→ **Do this**
The listing below should be copied in full, word for word.

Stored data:
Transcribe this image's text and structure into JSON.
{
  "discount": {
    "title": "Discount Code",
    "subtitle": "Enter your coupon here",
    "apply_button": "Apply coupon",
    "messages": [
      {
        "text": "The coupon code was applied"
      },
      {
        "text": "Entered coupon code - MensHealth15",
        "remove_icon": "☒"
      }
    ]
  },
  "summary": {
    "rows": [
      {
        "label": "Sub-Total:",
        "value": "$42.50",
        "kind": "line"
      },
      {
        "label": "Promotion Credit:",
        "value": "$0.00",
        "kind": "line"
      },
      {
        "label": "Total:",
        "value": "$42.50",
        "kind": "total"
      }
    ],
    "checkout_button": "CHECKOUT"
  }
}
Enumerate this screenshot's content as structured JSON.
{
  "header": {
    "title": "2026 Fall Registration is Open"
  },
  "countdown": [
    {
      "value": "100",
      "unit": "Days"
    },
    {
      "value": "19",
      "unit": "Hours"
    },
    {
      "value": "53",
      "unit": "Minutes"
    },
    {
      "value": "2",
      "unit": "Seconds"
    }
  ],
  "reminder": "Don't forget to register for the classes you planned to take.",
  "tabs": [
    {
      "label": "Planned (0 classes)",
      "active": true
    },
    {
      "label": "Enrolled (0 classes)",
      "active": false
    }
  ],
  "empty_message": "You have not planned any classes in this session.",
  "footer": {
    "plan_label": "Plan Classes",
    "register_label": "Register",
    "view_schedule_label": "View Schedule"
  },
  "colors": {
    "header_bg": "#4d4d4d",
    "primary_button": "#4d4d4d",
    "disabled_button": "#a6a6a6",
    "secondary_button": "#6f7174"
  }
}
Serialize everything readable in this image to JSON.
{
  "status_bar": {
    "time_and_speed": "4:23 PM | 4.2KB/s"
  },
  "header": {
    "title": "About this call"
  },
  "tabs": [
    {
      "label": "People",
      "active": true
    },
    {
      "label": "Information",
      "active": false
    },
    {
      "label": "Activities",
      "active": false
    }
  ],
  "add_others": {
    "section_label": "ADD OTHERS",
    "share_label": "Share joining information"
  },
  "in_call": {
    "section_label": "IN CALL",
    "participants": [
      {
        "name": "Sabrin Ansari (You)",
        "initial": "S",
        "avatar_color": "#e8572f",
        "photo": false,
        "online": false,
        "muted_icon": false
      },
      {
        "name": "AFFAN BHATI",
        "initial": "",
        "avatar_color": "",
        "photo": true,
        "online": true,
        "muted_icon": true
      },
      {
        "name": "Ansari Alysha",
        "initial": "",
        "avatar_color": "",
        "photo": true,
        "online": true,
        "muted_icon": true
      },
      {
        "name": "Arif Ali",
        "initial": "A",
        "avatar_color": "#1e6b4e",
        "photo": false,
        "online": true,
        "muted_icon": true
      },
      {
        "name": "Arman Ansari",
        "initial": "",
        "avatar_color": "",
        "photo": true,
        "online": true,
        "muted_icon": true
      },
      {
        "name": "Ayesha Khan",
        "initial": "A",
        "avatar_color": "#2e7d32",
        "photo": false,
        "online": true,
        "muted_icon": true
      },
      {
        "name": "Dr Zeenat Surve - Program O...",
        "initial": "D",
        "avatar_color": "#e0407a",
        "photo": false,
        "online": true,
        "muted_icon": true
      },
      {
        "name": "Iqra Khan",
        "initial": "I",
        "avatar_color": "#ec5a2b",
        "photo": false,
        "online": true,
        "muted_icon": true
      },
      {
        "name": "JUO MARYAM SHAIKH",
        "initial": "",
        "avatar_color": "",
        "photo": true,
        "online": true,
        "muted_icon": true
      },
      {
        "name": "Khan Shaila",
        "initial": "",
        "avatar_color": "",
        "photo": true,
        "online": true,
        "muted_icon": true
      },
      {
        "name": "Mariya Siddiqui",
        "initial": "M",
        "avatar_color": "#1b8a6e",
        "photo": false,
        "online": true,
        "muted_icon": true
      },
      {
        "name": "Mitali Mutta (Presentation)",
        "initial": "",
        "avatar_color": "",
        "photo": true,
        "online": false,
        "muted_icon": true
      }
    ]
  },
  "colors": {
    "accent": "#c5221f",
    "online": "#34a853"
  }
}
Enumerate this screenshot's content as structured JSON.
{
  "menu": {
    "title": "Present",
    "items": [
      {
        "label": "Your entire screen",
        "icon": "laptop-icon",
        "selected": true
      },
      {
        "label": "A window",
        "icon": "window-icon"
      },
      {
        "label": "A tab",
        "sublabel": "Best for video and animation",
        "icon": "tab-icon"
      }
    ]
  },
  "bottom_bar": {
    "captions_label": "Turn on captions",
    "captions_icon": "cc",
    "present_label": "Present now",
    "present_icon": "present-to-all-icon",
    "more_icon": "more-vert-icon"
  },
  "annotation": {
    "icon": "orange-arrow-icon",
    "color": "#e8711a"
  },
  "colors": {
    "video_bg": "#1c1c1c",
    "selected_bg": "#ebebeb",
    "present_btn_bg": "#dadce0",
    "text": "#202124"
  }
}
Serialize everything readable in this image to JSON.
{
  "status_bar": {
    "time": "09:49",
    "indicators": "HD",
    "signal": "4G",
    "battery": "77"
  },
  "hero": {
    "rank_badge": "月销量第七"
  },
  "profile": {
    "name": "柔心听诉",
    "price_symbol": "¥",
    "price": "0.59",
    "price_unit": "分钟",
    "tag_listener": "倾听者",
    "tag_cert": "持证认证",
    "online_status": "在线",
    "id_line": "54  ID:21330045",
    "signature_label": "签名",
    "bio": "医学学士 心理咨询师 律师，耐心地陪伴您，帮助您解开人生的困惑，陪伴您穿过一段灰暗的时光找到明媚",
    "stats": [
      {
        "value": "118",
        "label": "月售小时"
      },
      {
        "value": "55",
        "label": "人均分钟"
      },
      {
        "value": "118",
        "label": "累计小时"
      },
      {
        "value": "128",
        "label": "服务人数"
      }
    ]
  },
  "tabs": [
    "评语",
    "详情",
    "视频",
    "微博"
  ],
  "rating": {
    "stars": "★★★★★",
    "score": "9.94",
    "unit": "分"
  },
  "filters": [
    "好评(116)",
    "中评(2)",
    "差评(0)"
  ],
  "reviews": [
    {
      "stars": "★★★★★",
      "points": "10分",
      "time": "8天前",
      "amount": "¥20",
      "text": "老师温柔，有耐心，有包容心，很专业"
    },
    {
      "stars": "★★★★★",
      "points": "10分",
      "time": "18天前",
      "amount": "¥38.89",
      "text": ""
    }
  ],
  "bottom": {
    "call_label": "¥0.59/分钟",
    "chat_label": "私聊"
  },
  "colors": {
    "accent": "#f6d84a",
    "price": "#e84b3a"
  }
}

→ **Output**
Transcribe this image's text and structure into JSON.
{
  "discount": {
    "title": "Discount Code",
    "subtitle": "Enter your coupon here",
    "apply_button": "Apply coupon",
    "messages": [
      {
        "text": "The coupon code was applied"
      },
      {
        "text": "Entered coupon code - MensHealth15",
        "remove_icon": "☒"
      }
    ]
  },
  "summary": {
    "rows": [
      {
        "label": "Sub-Total:",
        "value": "$42.50",
        "kind": "line"
      },
      {
        "label": "Promotion Credit:",
        "value": "$0.00",
        "kind": "line"
      },
      {
        "label": "Total:",
        "value": "$42.50",
        "kind": "total"
      }
    ],
    "checkout_button": "CHECKOUT"
  }
}
Enumerate this screenshot's content as structured JSON.
{
  "header": {
    "title": "2026 Fall Registration is Open"
  },
  "countdown": [
    {
      "value": "100",
      "unit": "Days"
    },
    {
      "value": "19",
      "unit": "Hours"
    },
    {
      "value": "53",
      "unit": "Minutes"
    },
    {
      "value": "2",
      "unit": "Seconds"
    }
  ],
  "reminder": "Don't forget to register for the classes you planned to take.",
  "tabs": [
    {
      "label": "Planned (0 classes)",
      "active": true
    },
    {
      "label": "Enrolled (0 classes)",
      "active": false
    }
  ],
  "empty_message": "You have not planned any classes in this session.",
  "footer": {
    "plan_label": "Plan Classes",
    "register_label": "Register",
    "view_schedule_label": "View Schedule"
  },
  "colors": {
    "header_bg": "#4d4d4d",
    "primary_button": "#4d4d4d",
    "disabled_button": "#a6a6a6",
    "secondary_button": "#6f7174"
  }
}
Serialize everything readable in this image to JSON.
{
  "status_bar": {
    "time_and_speed": "4:23 PM | 4.2KB/s"
  },
  "header": {
    "title": "About this call"
  },
  "tabs": [
    {
      "label": "People",
      "active": true
    },
    {
      "label": "Information",
      "active": false
    },
    {
      "label": "Activities",
      "active": false
    }
  ],
  "add_others": {
    "section_label": "ADD OTHERS",
    "share_label": "Share joining information"
  },
  "in_call": {
    "section_label": "IN CALL",
    "participants": [
      {
        "name": "Sabrin Ansari (You)",
        "initial": "S",
        "avatar_color": "#e8572f",
        "photo": false,
        "online": false,
        "muted_icon": false
      },
      {
        "name": "AFFAN BHATI",
        "initial": "",
        "avatar_color": "",
        "photo": true,
        "online": true,
        "muted_icon": true
      },
      {
        "name": "Ansari Alysha",
        "initial": "",
        "avatar_color": "",
        "photo": true,
        "online": true,
        "muted_icon": true
      },
      {
        "name": "Arif Ali",
        "initial": "A",
        "avatar_color": "#1e6b4e",
        "photo": false,
        "online": true,
        "muted_icon": true
      },
      {
        "name": "Arman Ansari",
        "initial": "",
        "avatar_color": "",
        "photo": true,
        "online": true,
        "muted_icon": true
      },
      {
        "name": "Ayesha Khan",
        "initial": "A",
        "avatar_color": "#2e7d32",
        "photo": false,
        "online": true,
        "muted_icon": true
      },
      {
        "name": "Dr Zeenat Surve - Program O...",
        "initial": "D",
        "avatar_color": "#e0407a",
        "photo": false,
        "online": true,
        "muted_icon": true
      },
      {
        "name": "Iqra Khan",
        "initial": "I",
        "avatar_color": "#ec5a2b",
        "photo": false,
        "online": true,
        "muted_icon": true
      },
      {
        "name": "JUO MARYAM SHAIKH",
        "initial": "",
        "avatar_color": "",
        "photo": true,
        "online": true,
        "muted_icon": true
      },
      {
        "name": "Khan Shaila",
        "initial": "",
        "avatar_color": "",
        "photo": true,
        "online": true,
        "muted_icon": true
      },
      {
        "name": "Mariya Siddiqui",
        "initial": "M",
        "avatar_color": "#1b8a6e",
        "photo": false,
        "online": true,
        "muted_icon": true
      },
      {
        "name": "Mitali Mutta (Presentation)",
        "initial": "",
        "avatar_color": "",
        "photo": true,
        "online": false,
        "muted_icon": true
      }
    ]
  },
  "colors": {
    "accent": "#c5221f",
    "online": "#34a853"
  }
}
Enumerate this screenshot's content as structured JSON.
{
  "menu": {
    "title": "Present",
    "items": [
      {
        "label": "Your entire screen",
        "icon": "laptop-icon",
        "selected": true
      },
      {
        "label": "A window",
        "icon": "window-icon"
      },
      {
        "label": "A tab",
        "sublabel": "Best for video and animation",
        "icon": "tab-icon"
      }
    ]
  },
  "bottom_bar": {
    "captions_label": "Turn on captions",
    "captions_icon": "cc",
    "present_label": "Present now",
    "present_icon": "present-to-all-icon",
    "more_icon": "more-vert-icon"
  },
  "annotation": {
    "icon": "orange-arrow-icon",
    "color": "#e8711a"
  },
  "colors": {
    "video_bg": "#1c1c1c",
    "selected_bg": "#ebebeb",
    "present_btn_bg": "#dadce0",
    "text": "#202124"
  }
}
Serialize everything readable in this image to JSON.
{
  "status_bar": {
    "time": "09:49",
    "indicators": "HD",
    "signal": "4G",
    "battery": "77"
  },
  "hero": {
    "rank_badge": "月销量第七"
  },
  "profile": {
    "name": "柔心听诉",
    "price_symbol": "¥",
    "price": "0.59",
    "price_unit": "分钟",
    "tag_listener": "倾听者",
    "tag_cert": "持证认证",
    "online_status": "在线",
    "id_line": "54  ID:21330045",
    "signature_label": "签名",
    "bio": "医学学士 心理咨询师 律师，耐心地陪伴您，帮助您解开人生的困惑，陪伴您穿过一段灰暗的时光找到明媚",
    "stats": [
      {
        "value": "118",
        "label": "月售小时"
      },
      {
        "value": "55",
        "label": "人均分钟"
      },
      {
        "value": "118",
        "label": "累计小时"
      },
      {
        "value": "128",
        "label": "服务人数"
      }
    ]
  },
  "tabs": [
    "评语",
    "详情",
    "视频",
    "微博"
  ],
  "rating": {
    "stars": "★★★★★",
    "score": "9.94",
    "unit": "分"
  },
  "filters": [
    "好评(116)",
    "中评(2)",
    "差评(0)"
  ],
  "reviews": [
    {
      "stars": "★★★★★",
      "points": "10分",
      "time": "8天前",
      "amount": "¥20",
      "text": "老师温柔，有耐心，有包容心，很专业"
    },
    {
      "stars": "★★★★★",
      "points": "10分",
      "time": "18天前",
      "amount": "¥38.89",
      "text": ""
    }
  ],
  "bottom": {
    "call_label": "¥0.59/分钟",
    "chat_label": "私聊"
  },
  "colors": {
    "accent": "#f6d84a",
    "price": "#e84b3a"
  }
}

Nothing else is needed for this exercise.